■ WRITTEN PROBLEM ■
Output the material beneath exactly, leaving nothing out.

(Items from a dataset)
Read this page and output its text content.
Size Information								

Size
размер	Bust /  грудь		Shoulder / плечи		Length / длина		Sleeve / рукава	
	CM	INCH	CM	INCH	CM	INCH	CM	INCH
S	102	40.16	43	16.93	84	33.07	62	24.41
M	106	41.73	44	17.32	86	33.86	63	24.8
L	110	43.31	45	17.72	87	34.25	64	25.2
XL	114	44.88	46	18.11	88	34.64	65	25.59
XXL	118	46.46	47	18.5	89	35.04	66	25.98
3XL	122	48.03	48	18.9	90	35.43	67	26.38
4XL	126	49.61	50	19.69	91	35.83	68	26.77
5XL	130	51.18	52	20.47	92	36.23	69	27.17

■ OUTPUT ■
Read this page and output its text content.
Size Information								

Size
размер	Bust /  грудь		Shoulder / плечи		Length / длина		Sleeve / рукава	
	CM	INCH	CM	INCH	CM	INCH	CM	INCH
S	102	40.16	43	16.93	84	33.07	62	24.41
M	106	41.73	44	17.32	86	33.86	63	24.8
L	110	43.31	45	17.72	87	34.25	64	25.2
XL	114	44.88	46	18.11	88	34.64	65	25.59
XXL	118	46.46	47	18.5	89	35.04	66	25.98
3XL	122	48.03	48	18.9	90	35.43	67	26.38
4XL	126	49.61	50	19.69	91	35.83	68	26.77
5XL	130	51.18	52	20.47	92	36.23	69	27.17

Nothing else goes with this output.